§ Problem:
Records follow. Select each line holding "Look".

§ Entries supplied:
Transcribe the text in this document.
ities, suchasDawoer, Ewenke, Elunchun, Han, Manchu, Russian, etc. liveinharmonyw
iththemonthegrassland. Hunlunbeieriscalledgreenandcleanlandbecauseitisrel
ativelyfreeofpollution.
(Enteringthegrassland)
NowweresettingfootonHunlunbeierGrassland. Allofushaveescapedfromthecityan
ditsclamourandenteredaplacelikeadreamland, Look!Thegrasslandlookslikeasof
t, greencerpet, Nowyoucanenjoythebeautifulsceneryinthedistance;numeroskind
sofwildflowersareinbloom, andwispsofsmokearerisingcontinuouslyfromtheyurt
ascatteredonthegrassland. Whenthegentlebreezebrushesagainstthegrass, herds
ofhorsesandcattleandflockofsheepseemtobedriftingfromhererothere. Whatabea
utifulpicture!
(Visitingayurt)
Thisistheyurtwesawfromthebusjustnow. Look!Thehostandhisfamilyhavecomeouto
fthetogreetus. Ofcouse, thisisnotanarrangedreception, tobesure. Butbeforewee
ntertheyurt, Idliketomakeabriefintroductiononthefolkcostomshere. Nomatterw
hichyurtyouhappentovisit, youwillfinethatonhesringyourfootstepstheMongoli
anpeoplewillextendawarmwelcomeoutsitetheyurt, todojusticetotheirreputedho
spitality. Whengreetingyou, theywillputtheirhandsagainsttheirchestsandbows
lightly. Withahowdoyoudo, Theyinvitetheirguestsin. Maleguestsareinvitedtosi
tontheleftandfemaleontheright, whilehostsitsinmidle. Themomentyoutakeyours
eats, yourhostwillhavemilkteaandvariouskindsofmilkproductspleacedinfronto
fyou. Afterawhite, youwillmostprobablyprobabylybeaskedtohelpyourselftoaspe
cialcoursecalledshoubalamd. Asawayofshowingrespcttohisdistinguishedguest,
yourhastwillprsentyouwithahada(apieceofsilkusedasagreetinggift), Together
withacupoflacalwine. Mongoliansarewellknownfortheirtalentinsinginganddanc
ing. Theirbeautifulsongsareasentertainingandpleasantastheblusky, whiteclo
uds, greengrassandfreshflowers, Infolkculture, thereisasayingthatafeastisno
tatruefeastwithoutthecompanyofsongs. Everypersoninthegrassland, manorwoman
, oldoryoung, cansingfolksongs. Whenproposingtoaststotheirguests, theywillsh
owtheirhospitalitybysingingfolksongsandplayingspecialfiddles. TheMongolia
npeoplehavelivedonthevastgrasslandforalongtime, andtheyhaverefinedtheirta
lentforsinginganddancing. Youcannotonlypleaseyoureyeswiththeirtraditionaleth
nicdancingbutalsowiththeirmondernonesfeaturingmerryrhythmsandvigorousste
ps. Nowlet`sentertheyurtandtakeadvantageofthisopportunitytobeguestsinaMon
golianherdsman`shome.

§ Exercise answer:
ditsclamourandenteredaplacelikeadreamland, Look!Thegrasslandlookslikeasof
Thisistheyurtwesawfromthebusjustnow. Look!Thehostandhisfamilyhavecomeouto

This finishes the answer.